Records from a dataset

■ ■ ■

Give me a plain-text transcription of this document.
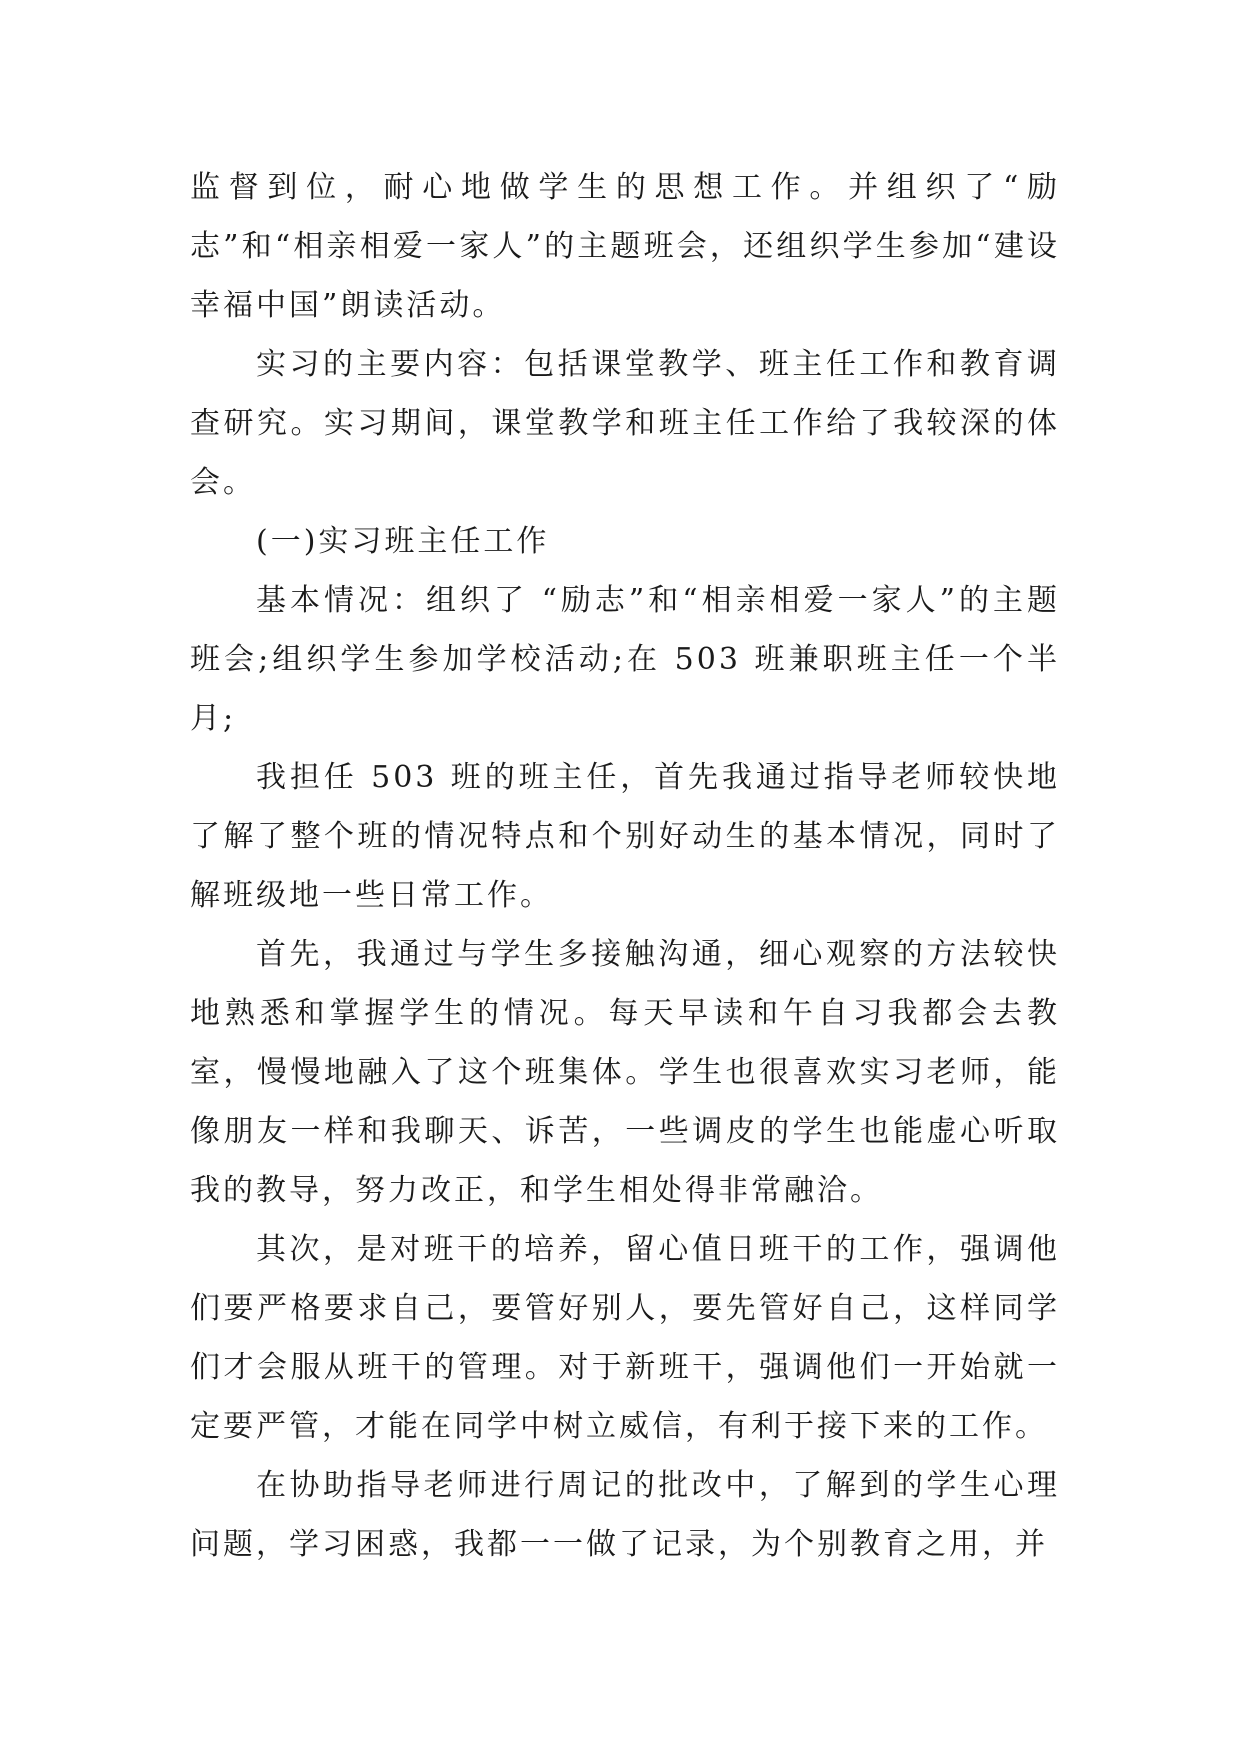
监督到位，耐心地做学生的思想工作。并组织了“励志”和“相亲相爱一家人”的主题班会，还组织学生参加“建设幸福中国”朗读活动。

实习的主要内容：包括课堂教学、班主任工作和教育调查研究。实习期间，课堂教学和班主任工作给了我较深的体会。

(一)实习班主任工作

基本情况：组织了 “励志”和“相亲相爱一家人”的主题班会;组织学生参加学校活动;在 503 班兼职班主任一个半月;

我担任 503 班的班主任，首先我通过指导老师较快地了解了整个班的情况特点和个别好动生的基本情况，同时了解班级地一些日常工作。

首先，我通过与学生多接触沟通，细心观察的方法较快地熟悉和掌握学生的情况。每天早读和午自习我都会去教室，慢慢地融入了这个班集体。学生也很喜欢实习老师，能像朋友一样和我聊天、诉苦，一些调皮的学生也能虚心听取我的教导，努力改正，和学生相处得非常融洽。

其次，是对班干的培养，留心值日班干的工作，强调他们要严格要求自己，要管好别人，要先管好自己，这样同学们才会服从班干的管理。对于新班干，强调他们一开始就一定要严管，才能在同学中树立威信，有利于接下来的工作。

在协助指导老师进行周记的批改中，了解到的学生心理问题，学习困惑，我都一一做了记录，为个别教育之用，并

■ ■ ■

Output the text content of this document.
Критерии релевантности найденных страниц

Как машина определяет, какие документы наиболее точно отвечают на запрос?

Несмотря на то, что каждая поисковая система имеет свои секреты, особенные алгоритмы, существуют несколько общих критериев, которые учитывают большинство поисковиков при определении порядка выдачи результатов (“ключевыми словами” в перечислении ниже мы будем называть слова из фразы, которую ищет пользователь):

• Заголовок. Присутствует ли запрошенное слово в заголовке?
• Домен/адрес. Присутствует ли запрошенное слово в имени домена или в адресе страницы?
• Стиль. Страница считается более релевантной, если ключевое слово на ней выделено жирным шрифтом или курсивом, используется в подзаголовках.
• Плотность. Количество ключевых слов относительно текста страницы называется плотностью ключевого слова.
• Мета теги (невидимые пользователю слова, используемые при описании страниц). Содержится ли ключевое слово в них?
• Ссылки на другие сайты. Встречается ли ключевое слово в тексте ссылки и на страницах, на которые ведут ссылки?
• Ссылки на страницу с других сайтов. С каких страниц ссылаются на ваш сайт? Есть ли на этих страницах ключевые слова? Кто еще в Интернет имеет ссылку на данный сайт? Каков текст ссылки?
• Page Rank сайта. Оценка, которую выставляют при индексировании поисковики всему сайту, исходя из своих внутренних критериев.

■ ■ ■

» **Request**
Report the number of lines in the entries above that include the word "слово" and add nothing to it.

» **Output below**
5